--- START RECORDS SUPPLIED ---

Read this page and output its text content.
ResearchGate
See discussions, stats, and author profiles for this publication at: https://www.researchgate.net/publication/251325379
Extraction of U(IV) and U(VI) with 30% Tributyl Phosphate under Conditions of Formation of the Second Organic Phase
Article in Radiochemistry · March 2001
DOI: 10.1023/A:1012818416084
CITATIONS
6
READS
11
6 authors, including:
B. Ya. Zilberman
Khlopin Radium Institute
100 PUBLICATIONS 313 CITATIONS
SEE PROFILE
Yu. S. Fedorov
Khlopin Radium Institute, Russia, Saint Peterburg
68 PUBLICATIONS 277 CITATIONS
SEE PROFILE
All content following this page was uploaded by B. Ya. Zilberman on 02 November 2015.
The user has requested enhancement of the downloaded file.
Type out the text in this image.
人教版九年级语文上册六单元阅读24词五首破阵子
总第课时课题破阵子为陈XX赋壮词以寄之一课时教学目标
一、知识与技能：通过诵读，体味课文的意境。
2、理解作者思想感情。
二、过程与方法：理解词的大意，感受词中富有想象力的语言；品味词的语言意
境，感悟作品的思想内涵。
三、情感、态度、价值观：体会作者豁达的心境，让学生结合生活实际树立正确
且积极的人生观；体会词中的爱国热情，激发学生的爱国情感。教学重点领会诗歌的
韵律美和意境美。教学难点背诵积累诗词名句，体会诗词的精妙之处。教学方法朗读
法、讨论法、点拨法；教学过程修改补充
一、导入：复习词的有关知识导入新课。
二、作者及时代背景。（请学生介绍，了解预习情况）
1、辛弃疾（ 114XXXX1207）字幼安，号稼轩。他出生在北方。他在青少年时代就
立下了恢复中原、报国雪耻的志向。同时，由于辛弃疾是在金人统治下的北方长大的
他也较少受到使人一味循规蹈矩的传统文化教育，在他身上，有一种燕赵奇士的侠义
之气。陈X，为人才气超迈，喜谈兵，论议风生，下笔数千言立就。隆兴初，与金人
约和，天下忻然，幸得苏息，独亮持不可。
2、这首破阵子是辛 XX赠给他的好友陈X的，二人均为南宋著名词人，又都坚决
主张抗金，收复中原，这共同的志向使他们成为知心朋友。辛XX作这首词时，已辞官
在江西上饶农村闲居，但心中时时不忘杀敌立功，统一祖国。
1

--- END RECORDS SUPPLIED ---

● REQUIRED TASK: Your task is to print all of the records exactly.

● RESPONSE FOR THIS EXERCISE:
Read this page and output its text content.
ResearchGate
See discussions, stats, and author profiles for this publication at: https://www.researchgate.net/publication/251325379
Extraction of U(IV) and U(VI) with 30% Tributyl Phosphate under Conditions of Formation of the Second Organic Phase
Article in Radiochemistry · March 2001
DOI: 10.1023/A:1012818416084
CITATIONS
6
READS
11
6 authors, including:
B. Ya. Zilberman
Khlopin Radium Institute
100 PUBLICATIONS 313 CITATIONS
SEE PROFILE
Yu. S. Fedorov
Khlopin Radium Institute, Russia, Saint Peterburg
68 PUBLICATIONS 277 CITATIONS
SEE PROFILE
All content following this page was uploaded by B. Ya. Zilberman on 02 November 2015.
The user has requested enhancement of the downloaded file.
Type out the text in this image.
人教版九年级语文上册六单元阅读24词五首破阵子
总第课时课题破阵子为陈XX赋壮词以寄之一课时教学目标
一、知识与技能：通过诵读，体味课文的意境。
2、理解作者思想感情。
二、过程与方法：理解词的大意，感受词中富有想象力的语言；品味词的语言意
境，感悟作品的思想内涵。
三、情感、态度、价值观：体会作者豁达的心境，让学生结合生活实际树立正确
且积极的人生观；体会词中的爱国热情，激发学生的爱国情感。教学重点领会诗歌的
韵律美和意境美。教学难点背诵积累诗词名句，体会诗词的精妙之处。教学方法朗读
法、讨论法、点拨法；教学过程修改补充
一、导入：复习词的有关知识导入新课。
二、作者及时代背景。（请学生介绍，了解预习情况）
1、辛弃疾（ 114XXXX1207）字幼安，号稼轩。他出生在北方。他在青少年时代就
立下了恢复中原、报国雪耻的志向。同时，由于辛弃疾是在金人统治下的北方长大的
他也较少受到使人一味循规蹈矩的传统文化教育，在他身上，有一种燕赵奇士的侠义
之气。陈X，为人才气超迈，喜谈兵，论议风生，下笔数千言立就。隆兴初，与金人
约和，天下忻然，幸得苏息，独亮持不可。
2、这首破阵子是辛 XX赠给他的好友陈X的，二人均为南宋著名词人，又都坚决
主张抗金，收复中原，这共同的志向使他们成为知心朋友。辛XX作这首词时，已辞官
在江西上饶农村闲居，但心中时时不忘杀敌立功，统一祖国。
1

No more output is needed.